§ WORK REQUIRED: Select all lines with the string "text" in them, and copy those lines.

§ INFORMATION GIVEN:
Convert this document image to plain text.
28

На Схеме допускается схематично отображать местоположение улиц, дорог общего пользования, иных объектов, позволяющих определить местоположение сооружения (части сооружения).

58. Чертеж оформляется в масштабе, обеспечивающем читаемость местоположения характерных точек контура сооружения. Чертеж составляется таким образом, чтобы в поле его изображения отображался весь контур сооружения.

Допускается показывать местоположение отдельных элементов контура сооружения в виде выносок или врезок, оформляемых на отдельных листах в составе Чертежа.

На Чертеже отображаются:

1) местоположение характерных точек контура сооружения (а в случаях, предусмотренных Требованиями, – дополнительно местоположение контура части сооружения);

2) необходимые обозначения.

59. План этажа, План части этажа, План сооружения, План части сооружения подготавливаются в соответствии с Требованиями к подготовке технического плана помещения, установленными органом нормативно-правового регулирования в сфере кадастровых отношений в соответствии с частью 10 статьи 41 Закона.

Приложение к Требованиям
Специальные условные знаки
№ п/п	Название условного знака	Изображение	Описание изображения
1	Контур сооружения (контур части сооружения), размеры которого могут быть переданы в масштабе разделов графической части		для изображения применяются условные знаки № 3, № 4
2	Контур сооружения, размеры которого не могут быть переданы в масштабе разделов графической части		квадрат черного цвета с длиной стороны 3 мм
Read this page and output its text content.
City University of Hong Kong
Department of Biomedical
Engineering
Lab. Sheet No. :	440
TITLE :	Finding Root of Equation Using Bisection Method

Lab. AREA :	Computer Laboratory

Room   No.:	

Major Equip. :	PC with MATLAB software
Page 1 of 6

§ TASK OUTPUT:
Convert this document image to plain text.
Read this page and output its text content.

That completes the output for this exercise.